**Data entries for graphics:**
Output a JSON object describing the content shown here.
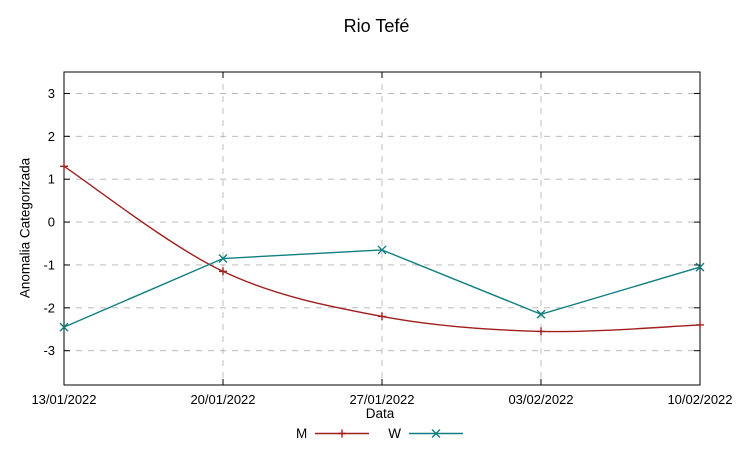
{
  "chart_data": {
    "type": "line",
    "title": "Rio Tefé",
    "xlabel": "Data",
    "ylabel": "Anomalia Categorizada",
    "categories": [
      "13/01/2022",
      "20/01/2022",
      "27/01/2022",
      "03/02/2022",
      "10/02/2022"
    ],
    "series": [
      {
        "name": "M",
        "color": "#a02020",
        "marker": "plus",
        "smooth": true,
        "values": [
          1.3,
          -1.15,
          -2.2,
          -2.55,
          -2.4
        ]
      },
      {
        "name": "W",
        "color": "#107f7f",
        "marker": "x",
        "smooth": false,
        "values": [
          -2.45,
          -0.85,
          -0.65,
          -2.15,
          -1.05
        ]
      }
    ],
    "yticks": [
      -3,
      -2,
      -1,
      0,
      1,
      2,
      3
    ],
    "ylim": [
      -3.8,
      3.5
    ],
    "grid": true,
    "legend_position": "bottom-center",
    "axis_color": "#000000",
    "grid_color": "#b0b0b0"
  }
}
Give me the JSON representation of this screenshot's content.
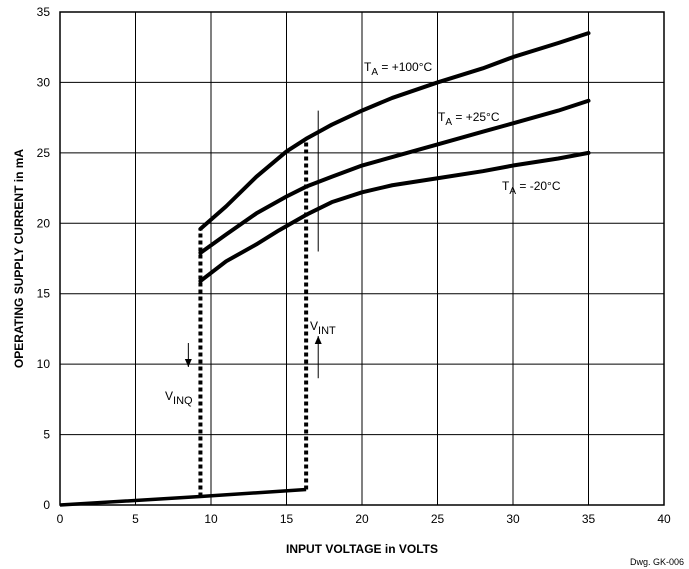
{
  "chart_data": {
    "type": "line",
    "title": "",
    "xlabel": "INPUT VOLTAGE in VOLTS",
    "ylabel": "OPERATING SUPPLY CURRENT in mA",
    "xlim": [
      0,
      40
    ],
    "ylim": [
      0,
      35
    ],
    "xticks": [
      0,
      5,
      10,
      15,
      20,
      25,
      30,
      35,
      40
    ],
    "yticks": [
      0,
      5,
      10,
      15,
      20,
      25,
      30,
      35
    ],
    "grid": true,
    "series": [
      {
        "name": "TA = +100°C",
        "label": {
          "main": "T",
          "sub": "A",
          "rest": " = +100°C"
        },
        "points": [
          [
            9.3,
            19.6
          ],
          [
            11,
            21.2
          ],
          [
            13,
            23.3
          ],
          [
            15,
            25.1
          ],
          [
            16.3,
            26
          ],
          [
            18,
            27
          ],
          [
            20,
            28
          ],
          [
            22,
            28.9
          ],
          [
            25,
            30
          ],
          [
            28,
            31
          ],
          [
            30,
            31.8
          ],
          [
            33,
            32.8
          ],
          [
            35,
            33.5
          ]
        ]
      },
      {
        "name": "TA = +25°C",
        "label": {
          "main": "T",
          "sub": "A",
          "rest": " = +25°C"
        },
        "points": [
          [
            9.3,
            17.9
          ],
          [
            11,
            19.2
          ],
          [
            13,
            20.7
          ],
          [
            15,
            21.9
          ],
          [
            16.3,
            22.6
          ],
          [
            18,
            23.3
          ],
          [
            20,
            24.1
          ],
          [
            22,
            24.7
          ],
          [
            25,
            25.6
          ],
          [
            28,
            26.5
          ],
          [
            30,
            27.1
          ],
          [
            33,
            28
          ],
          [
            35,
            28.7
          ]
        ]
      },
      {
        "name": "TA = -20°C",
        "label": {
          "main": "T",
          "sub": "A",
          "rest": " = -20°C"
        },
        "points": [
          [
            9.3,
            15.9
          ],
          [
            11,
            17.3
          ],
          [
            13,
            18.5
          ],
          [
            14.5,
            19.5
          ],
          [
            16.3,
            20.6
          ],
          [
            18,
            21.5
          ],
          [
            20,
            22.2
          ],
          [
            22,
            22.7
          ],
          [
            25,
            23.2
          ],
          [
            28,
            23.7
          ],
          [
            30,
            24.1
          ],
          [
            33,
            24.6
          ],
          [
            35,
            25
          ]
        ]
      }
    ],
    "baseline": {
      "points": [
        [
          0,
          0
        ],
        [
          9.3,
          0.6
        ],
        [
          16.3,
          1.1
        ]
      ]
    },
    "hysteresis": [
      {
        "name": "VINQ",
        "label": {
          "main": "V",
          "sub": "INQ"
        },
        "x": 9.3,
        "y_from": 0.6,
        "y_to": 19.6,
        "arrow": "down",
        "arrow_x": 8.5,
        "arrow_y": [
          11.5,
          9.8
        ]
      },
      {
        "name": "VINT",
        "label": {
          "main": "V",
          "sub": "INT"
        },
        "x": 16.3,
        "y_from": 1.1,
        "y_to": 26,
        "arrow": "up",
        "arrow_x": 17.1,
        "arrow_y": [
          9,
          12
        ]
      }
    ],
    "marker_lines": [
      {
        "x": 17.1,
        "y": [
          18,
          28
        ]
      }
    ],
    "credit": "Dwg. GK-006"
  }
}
==
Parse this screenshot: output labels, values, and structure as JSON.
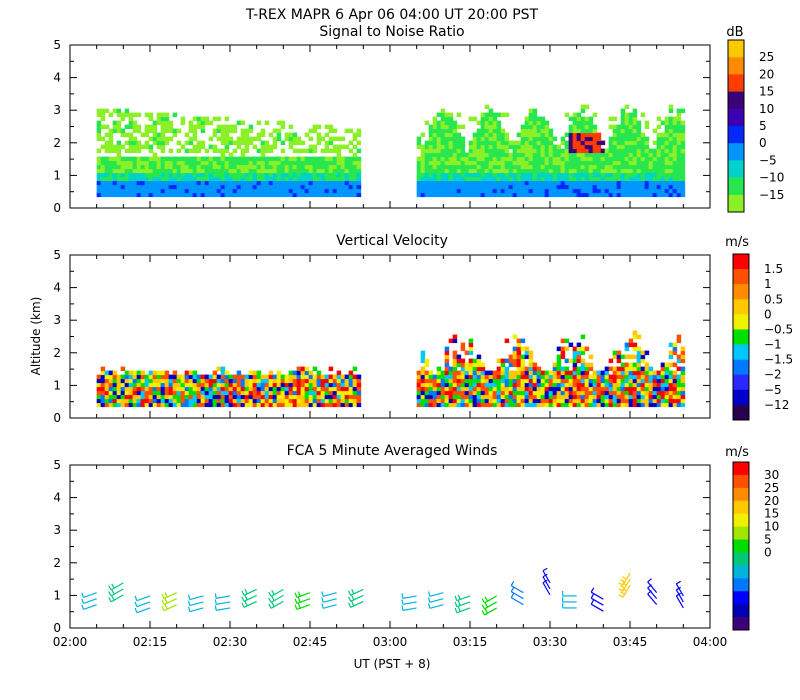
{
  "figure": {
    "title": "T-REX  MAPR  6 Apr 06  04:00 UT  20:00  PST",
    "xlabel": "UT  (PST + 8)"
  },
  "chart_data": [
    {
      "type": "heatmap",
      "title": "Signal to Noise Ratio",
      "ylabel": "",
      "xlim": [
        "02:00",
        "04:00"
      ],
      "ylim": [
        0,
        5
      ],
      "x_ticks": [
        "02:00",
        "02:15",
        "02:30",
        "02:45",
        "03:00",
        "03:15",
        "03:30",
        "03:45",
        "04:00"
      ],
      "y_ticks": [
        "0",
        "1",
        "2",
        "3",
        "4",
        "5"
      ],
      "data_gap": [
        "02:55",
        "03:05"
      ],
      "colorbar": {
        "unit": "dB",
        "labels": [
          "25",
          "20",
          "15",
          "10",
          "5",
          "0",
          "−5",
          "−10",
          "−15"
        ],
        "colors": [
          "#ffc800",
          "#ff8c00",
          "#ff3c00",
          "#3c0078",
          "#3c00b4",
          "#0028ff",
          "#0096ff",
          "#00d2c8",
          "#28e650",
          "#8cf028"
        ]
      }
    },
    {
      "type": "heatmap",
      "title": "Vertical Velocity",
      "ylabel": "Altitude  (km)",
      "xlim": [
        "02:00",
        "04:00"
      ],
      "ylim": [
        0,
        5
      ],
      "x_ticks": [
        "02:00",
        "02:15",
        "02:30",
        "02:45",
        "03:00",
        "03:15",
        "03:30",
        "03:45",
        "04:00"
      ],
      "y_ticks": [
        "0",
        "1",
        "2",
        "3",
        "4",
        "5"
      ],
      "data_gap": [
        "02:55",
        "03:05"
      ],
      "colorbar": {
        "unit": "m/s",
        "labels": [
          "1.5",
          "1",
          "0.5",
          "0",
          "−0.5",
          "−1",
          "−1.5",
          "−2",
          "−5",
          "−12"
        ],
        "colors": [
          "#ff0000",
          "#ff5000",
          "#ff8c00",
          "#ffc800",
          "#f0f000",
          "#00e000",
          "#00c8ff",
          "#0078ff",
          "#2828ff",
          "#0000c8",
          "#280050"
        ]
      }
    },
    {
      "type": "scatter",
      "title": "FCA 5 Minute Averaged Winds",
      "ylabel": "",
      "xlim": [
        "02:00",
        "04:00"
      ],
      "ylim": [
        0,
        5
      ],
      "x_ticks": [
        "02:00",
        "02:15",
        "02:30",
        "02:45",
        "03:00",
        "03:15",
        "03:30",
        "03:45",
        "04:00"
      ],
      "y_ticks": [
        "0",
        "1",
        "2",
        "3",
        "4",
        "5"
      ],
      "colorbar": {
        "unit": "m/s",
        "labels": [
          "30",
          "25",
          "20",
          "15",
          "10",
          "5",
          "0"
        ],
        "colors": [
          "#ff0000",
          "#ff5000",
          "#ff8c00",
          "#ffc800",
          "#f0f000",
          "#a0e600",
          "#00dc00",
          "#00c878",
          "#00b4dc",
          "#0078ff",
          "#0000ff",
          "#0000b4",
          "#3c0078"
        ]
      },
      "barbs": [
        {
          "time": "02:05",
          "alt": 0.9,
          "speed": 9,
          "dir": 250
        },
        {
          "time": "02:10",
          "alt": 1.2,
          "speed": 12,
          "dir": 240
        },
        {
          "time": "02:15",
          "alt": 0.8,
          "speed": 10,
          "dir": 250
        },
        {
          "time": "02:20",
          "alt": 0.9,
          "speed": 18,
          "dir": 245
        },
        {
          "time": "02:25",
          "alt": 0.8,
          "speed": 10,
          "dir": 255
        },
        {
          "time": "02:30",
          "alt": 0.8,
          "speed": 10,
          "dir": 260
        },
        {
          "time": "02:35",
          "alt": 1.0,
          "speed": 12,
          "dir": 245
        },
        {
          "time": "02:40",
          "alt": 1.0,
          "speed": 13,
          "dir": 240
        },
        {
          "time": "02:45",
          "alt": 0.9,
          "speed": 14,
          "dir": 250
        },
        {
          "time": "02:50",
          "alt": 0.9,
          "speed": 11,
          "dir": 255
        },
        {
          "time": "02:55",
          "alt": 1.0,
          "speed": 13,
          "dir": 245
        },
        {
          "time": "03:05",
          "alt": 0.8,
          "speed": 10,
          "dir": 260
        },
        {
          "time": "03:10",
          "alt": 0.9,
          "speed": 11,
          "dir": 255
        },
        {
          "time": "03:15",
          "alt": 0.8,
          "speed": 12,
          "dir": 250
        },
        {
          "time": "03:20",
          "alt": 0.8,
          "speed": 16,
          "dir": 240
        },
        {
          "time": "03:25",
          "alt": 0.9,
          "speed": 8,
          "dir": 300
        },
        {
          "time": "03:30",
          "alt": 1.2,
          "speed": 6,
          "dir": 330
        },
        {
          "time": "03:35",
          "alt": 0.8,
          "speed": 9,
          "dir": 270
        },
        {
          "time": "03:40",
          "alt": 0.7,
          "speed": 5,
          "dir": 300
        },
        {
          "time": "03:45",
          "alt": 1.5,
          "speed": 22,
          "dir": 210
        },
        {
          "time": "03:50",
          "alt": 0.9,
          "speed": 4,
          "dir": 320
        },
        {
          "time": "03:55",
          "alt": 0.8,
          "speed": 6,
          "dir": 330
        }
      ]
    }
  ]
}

**Your instructions:**
Pick out every line above that contains the word "screenshot" and copy it.

**Solution for this exercise:**
Give me the JSON representation of this screenshot's content.
Parse this screenshot: output labels, values, and structure as JSON.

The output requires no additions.